* [TASK OBJECTIVE]
Copy each line in the data that includes the word "subscript".

* [EXERCISE INPUT]
— Start —
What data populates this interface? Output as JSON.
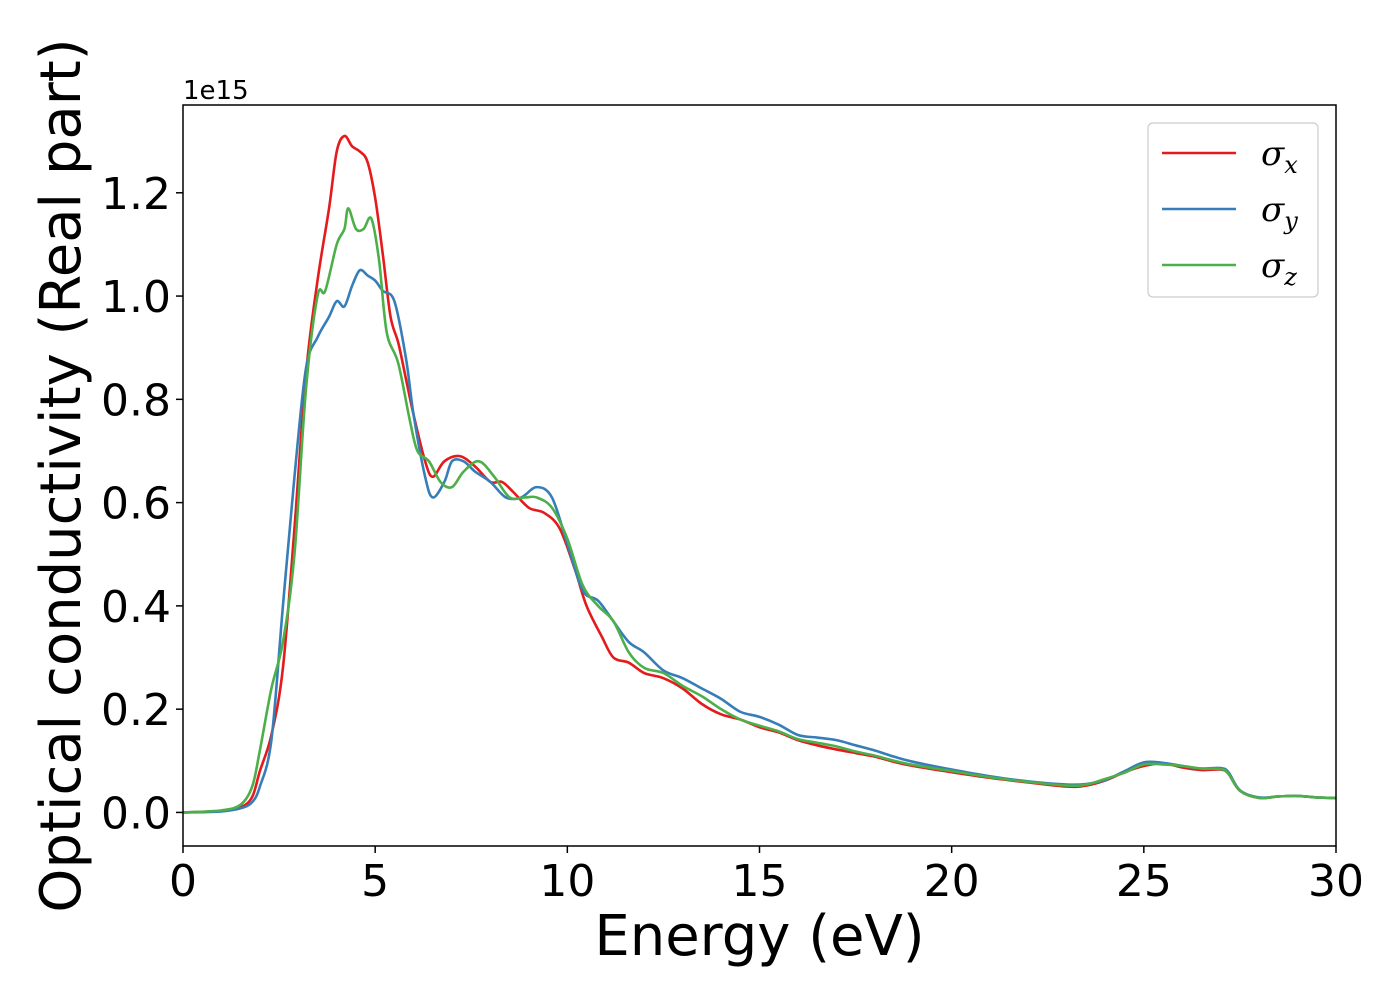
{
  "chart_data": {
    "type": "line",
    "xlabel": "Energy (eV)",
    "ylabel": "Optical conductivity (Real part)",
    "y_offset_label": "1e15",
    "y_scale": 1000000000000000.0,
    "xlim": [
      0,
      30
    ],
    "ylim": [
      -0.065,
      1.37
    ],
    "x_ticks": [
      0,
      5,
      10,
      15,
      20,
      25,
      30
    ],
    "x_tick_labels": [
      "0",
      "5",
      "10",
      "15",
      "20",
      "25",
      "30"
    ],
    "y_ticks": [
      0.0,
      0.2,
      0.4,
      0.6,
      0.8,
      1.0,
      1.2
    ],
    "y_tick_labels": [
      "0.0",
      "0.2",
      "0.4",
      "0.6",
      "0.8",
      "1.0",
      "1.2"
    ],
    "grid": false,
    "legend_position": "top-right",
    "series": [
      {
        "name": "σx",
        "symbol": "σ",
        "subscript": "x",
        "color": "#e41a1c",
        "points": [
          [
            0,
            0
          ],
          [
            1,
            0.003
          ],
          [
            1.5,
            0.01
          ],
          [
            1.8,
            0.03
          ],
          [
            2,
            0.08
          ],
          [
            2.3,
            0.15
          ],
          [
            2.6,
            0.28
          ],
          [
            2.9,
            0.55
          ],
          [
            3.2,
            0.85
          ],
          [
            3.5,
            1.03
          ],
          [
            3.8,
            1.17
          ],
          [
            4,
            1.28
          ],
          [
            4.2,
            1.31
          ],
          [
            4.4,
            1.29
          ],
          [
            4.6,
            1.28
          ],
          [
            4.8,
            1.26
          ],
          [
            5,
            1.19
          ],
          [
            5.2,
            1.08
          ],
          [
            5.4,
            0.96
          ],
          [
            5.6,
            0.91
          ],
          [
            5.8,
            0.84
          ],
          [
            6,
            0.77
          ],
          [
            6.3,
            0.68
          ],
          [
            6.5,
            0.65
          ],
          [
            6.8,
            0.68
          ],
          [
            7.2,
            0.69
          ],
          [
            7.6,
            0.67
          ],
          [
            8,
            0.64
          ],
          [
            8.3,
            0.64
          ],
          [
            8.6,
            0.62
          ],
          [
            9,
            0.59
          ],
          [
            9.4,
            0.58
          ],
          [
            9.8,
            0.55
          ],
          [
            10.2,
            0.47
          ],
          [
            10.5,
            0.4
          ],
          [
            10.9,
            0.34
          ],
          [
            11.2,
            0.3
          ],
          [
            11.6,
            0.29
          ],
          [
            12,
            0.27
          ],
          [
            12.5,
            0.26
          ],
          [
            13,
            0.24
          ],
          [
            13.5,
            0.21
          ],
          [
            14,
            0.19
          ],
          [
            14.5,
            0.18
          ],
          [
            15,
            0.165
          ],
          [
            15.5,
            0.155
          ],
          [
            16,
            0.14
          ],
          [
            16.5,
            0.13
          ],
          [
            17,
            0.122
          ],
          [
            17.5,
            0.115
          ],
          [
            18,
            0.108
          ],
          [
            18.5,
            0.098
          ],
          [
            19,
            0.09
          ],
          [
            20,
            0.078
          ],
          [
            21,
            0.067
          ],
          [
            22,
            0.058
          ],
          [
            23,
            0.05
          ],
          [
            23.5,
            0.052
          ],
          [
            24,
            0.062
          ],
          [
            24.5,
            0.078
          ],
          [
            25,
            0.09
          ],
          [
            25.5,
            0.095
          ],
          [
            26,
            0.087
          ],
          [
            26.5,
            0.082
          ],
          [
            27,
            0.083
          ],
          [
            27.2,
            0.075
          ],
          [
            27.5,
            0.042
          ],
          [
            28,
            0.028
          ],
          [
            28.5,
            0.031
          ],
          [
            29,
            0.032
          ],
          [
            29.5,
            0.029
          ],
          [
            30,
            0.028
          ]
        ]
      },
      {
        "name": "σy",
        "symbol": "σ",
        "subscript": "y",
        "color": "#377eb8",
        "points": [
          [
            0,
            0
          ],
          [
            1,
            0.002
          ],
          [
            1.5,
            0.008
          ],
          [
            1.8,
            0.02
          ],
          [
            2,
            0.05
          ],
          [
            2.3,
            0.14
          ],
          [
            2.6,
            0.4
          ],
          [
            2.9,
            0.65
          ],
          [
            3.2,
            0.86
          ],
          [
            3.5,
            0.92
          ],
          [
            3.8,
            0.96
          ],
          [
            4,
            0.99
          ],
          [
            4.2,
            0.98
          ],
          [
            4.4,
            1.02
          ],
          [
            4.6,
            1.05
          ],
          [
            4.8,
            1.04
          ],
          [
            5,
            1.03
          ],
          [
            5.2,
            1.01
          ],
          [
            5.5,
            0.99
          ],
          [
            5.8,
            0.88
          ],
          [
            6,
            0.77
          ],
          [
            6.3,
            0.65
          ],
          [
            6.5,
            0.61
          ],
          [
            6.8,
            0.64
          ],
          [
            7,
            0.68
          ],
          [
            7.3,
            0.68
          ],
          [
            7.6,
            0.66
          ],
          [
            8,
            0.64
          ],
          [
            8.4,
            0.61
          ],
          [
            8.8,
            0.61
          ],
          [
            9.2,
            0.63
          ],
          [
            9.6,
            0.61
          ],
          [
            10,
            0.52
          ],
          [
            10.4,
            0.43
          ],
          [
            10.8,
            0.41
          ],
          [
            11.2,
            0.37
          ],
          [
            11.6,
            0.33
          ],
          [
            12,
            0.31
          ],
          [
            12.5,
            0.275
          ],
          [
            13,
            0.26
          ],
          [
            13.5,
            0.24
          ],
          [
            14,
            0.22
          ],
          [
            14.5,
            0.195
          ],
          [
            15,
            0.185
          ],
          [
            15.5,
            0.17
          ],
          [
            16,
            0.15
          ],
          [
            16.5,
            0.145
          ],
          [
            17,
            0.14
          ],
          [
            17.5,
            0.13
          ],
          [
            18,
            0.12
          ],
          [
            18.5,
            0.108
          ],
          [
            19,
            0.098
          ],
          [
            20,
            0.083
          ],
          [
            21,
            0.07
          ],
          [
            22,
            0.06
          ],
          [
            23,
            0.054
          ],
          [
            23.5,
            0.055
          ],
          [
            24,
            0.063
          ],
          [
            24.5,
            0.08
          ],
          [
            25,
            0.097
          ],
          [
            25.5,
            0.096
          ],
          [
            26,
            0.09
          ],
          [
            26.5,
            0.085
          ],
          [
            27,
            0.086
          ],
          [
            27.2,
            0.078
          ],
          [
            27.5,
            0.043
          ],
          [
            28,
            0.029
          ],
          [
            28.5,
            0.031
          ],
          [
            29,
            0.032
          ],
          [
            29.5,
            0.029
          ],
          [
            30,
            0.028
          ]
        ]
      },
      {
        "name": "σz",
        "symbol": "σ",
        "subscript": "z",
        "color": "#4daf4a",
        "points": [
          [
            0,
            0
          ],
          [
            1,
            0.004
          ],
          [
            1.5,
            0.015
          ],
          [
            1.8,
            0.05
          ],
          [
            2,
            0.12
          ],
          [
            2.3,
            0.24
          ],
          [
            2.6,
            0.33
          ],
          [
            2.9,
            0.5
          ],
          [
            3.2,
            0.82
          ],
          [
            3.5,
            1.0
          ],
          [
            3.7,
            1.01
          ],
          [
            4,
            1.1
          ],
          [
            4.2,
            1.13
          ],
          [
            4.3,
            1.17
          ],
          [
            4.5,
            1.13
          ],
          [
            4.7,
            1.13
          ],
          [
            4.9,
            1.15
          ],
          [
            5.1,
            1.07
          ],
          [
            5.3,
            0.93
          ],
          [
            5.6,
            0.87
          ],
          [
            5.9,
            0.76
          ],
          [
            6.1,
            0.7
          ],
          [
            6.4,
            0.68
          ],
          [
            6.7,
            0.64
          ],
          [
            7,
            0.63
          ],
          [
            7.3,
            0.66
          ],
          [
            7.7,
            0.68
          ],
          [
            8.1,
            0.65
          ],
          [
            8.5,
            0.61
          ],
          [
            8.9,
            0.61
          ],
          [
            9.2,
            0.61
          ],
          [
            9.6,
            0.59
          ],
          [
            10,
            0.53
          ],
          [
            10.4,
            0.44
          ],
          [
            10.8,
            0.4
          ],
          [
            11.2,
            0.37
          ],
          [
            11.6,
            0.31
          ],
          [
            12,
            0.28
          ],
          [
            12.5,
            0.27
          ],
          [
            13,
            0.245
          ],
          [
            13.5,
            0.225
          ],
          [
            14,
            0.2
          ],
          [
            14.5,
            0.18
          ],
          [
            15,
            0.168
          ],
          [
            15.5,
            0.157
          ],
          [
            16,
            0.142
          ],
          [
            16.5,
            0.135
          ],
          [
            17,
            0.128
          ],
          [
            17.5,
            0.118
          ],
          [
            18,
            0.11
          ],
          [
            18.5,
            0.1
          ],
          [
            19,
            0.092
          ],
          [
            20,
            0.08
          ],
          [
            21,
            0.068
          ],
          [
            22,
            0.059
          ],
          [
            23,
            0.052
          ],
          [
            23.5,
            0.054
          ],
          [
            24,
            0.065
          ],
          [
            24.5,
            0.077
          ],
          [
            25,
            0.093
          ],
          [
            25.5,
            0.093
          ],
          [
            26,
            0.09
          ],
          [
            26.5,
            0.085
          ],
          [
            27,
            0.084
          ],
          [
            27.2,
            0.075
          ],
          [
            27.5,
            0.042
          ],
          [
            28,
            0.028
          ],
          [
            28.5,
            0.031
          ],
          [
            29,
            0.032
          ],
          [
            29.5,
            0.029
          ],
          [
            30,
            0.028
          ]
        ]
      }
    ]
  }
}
— End —
* [TASK RESPONSE]
        "subscript": "x",
        "subscript": "y",
        "subscript": "z",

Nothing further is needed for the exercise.